## Task
Output as a JSON list of strings, one per line with blank lines omitted, everything from the line containing "disable-operation-button[interactable] (854, 112, 889, 147)" down to the line containing "io-divider[interactable] (976, 769, 2576, 778)", both included.

** begin **

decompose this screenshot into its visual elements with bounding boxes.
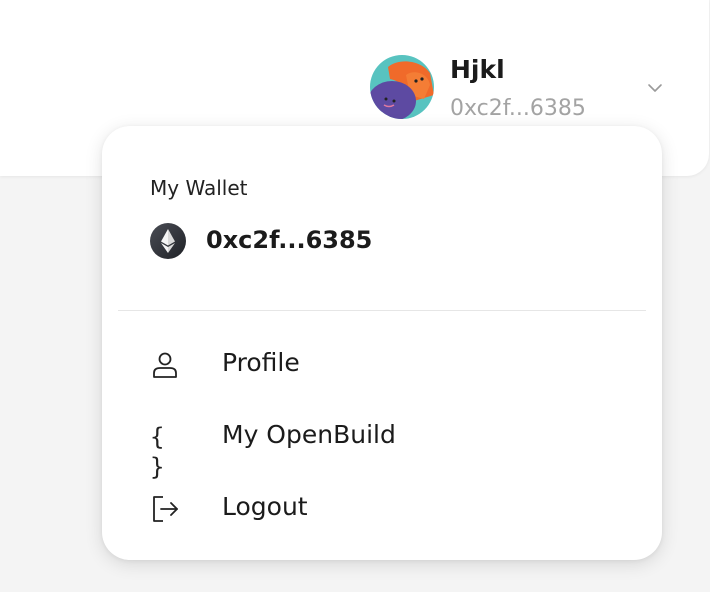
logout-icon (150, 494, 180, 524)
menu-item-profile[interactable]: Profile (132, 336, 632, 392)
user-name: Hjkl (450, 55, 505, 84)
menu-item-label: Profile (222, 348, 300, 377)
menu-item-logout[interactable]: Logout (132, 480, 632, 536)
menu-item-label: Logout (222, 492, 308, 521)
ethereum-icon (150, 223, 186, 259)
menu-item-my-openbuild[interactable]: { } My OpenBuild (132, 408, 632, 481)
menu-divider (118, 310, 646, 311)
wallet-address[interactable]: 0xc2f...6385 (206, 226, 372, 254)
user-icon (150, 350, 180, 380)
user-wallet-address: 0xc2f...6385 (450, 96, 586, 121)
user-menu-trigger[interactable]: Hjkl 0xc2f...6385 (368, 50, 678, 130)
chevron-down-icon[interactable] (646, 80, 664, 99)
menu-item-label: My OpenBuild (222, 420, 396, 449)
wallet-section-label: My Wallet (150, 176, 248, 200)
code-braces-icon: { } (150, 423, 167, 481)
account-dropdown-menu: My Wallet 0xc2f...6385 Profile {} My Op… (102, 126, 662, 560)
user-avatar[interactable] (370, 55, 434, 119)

** end **
** begin **

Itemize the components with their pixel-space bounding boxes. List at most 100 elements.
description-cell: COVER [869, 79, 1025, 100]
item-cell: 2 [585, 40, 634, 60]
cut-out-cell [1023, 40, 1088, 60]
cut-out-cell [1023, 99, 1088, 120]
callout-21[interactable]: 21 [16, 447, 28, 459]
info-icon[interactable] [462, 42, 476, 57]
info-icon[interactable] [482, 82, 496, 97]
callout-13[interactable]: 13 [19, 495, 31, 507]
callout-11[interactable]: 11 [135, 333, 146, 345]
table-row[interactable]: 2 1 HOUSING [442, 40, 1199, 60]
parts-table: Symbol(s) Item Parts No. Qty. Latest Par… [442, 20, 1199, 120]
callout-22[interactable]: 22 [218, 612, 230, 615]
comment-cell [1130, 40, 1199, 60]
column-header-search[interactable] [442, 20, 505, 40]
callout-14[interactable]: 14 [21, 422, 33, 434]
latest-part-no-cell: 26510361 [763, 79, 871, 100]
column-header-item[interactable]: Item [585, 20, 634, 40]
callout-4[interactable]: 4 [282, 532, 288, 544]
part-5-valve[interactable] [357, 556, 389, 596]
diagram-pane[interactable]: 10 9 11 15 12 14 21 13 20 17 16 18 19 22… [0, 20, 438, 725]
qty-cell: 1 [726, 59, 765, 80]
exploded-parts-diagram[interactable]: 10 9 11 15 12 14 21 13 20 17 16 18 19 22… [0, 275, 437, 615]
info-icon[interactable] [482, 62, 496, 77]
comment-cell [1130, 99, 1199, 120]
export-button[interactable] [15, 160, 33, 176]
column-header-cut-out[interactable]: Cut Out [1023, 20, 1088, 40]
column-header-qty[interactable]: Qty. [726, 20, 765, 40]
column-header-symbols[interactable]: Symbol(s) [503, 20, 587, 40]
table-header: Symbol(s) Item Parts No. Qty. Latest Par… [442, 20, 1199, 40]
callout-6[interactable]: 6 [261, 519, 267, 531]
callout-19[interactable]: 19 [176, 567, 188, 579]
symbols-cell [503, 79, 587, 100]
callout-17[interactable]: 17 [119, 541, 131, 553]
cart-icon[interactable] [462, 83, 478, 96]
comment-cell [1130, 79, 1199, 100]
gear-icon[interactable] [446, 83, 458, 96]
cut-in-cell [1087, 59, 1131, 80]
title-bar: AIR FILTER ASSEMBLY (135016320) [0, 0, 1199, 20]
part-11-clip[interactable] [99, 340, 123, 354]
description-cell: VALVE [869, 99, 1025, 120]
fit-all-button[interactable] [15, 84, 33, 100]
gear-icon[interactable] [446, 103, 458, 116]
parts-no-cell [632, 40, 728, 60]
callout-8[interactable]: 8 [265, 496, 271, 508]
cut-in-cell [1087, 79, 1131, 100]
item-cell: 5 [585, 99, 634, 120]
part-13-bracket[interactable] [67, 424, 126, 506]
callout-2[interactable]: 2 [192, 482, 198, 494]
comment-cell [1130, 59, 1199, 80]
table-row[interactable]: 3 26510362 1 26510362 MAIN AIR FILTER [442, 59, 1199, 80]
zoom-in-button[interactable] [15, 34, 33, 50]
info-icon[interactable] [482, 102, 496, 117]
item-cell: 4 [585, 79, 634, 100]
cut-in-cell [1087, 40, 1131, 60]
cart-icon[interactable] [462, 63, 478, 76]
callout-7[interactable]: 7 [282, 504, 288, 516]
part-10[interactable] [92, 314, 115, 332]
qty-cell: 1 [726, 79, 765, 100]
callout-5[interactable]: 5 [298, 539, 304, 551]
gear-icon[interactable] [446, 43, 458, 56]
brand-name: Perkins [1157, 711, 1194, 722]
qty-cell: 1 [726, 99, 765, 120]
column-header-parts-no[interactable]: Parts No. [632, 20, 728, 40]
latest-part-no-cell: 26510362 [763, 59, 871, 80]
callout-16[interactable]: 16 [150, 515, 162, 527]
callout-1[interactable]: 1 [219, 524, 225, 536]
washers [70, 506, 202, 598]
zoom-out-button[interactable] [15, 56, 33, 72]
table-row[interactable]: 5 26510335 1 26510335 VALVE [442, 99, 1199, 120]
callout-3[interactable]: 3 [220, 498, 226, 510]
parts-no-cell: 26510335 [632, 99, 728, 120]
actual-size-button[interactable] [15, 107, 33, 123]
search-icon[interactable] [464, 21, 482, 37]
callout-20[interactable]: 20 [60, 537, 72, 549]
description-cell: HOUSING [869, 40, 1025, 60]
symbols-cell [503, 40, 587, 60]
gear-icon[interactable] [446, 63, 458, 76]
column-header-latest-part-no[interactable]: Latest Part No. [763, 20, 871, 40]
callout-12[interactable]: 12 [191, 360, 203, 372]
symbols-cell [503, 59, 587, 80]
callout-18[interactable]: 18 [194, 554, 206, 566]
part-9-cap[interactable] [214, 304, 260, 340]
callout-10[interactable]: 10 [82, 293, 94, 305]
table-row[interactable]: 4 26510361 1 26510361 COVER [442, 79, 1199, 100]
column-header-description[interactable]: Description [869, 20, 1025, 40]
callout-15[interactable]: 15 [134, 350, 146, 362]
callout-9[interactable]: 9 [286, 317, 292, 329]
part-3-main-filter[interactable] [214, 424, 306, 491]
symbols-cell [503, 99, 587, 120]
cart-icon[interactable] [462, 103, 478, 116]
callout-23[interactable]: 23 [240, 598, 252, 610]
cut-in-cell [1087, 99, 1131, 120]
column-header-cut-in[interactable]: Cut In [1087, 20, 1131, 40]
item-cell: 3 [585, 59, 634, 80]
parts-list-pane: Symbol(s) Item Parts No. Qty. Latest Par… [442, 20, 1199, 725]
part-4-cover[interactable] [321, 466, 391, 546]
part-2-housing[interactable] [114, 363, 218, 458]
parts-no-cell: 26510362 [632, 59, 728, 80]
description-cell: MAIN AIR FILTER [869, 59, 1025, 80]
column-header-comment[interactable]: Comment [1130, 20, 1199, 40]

** end **
** begin **

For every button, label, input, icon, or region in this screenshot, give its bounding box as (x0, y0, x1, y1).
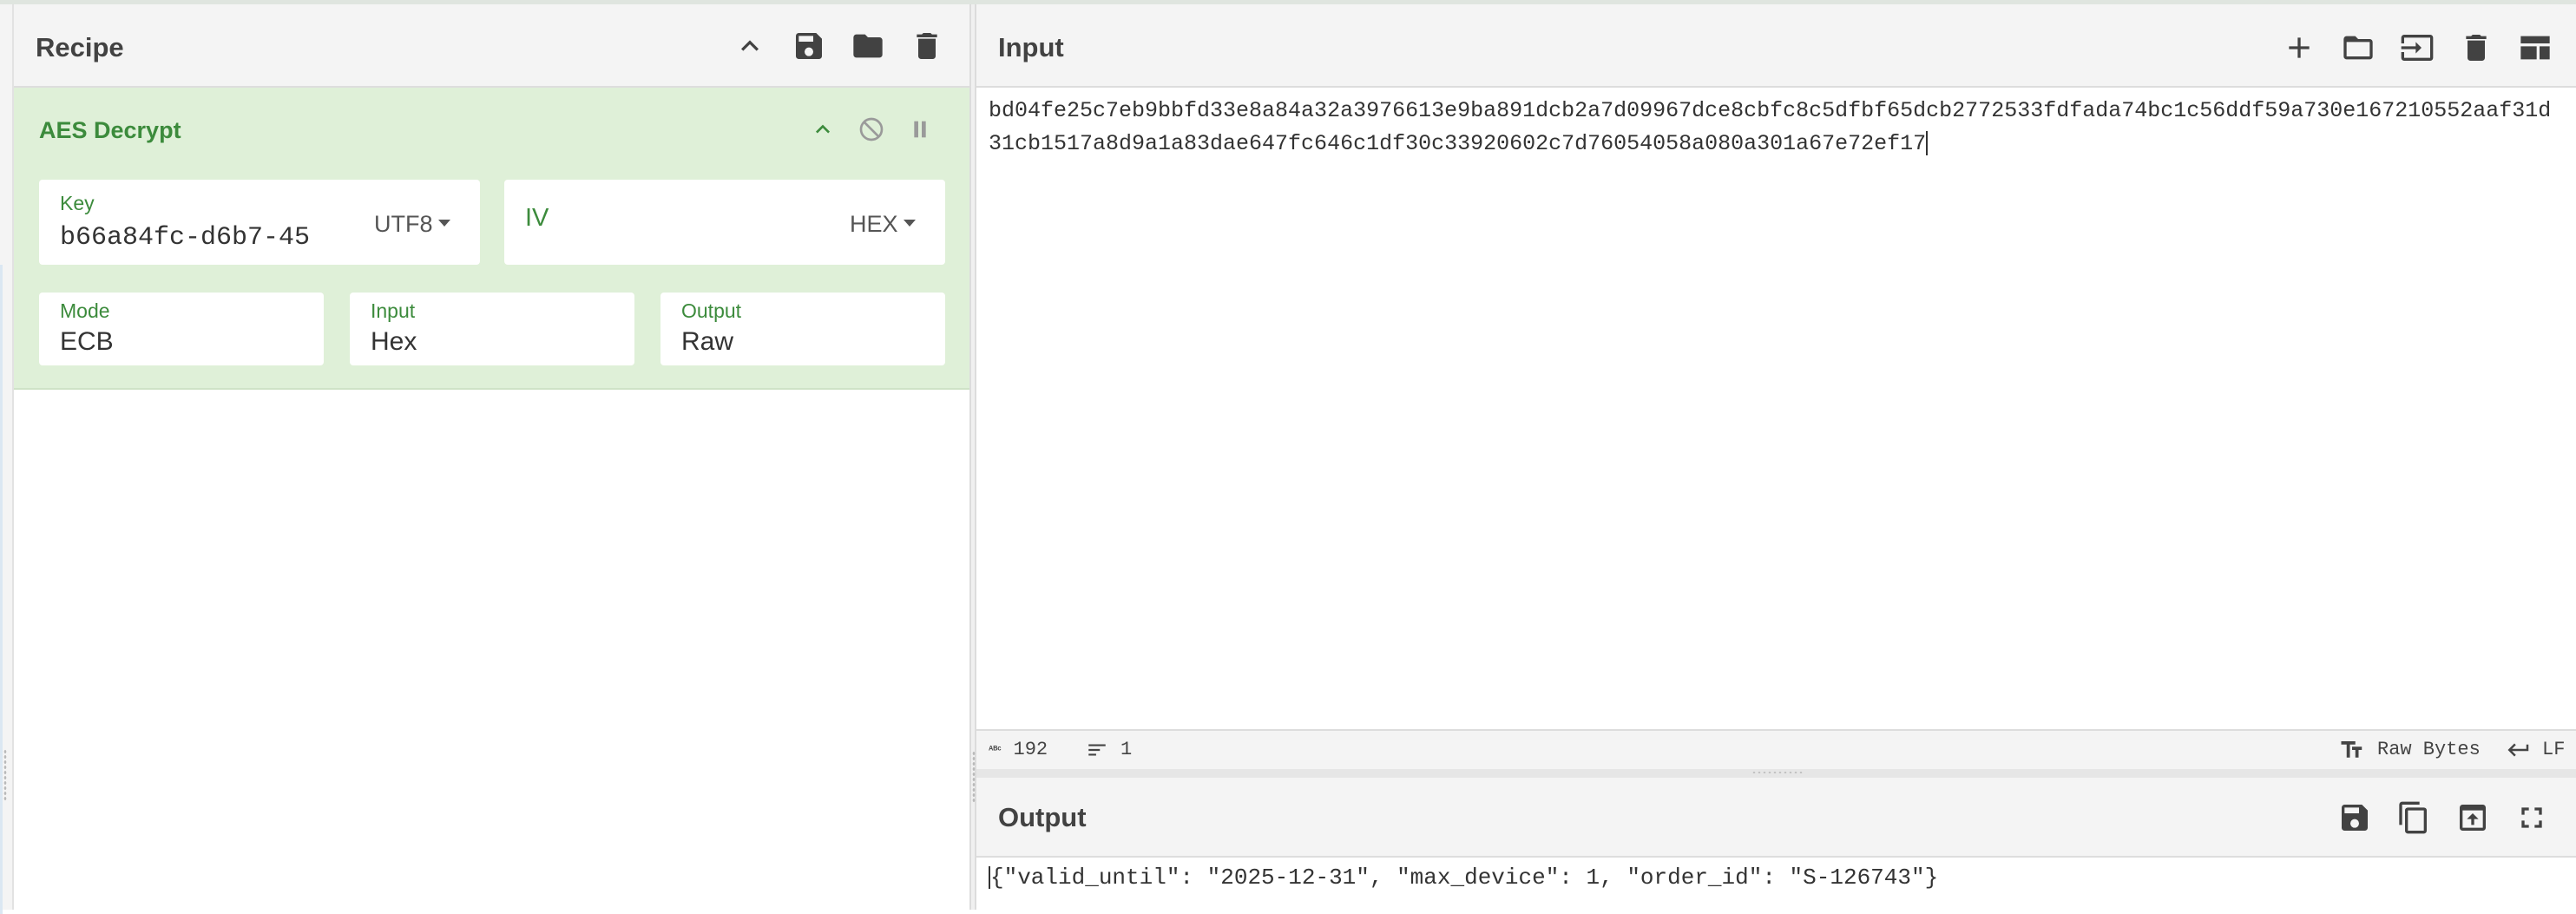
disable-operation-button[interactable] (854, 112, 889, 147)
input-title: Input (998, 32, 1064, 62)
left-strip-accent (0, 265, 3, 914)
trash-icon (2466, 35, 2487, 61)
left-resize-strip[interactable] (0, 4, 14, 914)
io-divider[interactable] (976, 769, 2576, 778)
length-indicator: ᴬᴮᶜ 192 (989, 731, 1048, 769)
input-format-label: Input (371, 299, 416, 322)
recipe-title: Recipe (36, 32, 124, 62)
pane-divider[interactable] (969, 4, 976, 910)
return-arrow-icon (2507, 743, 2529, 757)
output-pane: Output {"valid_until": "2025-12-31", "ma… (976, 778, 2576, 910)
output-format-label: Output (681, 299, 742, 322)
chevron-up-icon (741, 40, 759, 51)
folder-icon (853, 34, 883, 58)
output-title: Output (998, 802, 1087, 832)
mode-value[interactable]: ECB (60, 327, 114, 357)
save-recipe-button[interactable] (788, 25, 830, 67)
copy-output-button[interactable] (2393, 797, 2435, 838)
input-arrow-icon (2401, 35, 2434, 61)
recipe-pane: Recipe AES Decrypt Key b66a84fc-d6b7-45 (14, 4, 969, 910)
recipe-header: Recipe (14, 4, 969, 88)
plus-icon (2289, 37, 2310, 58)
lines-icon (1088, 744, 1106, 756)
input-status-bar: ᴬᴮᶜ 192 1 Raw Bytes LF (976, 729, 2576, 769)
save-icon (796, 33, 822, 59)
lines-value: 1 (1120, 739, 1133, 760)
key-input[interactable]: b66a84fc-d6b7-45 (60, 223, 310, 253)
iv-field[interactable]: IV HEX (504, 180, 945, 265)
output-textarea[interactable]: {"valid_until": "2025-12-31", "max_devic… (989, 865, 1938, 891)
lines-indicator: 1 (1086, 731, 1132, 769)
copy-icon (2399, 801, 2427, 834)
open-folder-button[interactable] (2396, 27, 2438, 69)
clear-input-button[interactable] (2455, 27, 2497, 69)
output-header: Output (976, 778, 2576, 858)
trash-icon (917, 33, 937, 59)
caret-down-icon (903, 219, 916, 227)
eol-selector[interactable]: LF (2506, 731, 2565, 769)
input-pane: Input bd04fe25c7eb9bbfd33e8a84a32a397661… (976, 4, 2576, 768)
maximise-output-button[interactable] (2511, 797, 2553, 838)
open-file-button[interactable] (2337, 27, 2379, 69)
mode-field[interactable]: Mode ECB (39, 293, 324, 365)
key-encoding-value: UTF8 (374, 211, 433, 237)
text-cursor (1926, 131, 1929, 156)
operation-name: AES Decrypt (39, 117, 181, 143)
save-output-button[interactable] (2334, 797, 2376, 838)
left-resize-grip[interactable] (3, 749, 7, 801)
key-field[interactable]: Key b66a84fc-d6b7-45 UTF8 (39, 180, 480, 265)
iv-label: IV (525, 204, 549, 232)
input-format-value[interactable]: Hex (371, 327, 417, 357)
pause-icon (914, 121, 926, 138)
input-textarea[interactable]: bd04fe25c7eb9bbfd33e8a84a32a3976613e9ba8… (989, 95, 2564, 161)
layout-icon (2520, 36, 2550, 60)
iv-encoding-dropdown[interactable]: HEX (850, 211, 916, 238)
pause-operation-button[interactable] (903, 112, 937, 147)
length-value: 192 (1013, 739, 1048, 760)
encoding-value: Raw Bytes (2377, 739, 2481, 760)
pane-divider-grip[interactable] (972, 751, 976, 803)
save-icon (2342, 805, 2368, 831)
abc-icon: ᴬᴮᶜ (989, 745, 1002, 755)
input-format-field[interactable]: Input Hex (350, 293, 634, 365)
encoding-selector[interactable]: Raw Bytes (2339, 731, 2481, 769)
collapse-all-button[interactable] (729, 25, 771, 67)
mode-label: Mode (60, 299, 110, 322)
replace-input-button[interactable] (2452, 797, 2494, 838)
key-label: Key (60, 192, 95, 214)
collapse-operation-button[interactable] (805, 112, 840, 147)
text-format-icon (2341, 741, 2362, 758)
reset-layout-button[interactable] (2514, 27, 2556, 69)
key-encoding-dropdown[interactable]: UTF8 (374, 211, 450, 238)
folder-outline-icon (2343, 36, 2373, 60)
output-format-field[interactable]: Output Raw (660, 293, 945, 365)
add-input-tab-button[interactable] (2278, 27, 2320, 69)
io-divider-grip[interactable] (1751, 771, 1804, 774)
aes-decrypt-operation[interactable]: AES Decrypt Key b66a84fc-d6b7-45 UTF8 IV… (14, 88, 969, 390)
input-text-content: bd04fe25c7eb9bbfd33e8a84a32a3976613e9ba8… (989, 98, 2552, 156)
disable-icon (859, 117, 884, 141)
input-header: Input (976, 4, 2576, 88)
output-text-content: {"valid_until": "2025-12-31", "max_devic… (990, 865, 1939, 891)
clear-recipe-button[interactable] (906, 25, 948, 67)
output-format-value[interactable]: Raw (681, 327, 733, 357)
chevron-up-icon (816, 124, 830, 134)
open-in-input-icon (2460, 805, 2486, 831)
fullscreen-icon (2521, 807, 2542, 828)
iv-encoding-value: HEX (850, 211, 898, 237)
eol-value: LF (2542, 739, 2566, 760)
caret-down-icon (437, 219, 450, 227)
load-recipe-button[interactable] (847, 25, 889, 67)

** end **

## Reply
[
  "disable-operation-button[interactable] (854, 112, 889, 147)",
  "input-title: Input (998, 32, 1064, 62)",
  "left-strip-accent (0, 265, 3, 914)",
  "trash-icon (2466, 35, 2487, 61)",
  "left-resize-strip[interactable] (0, 4, 14, 914)",
  "io-divider[interactable] (976, 769, 2576, 778)"
]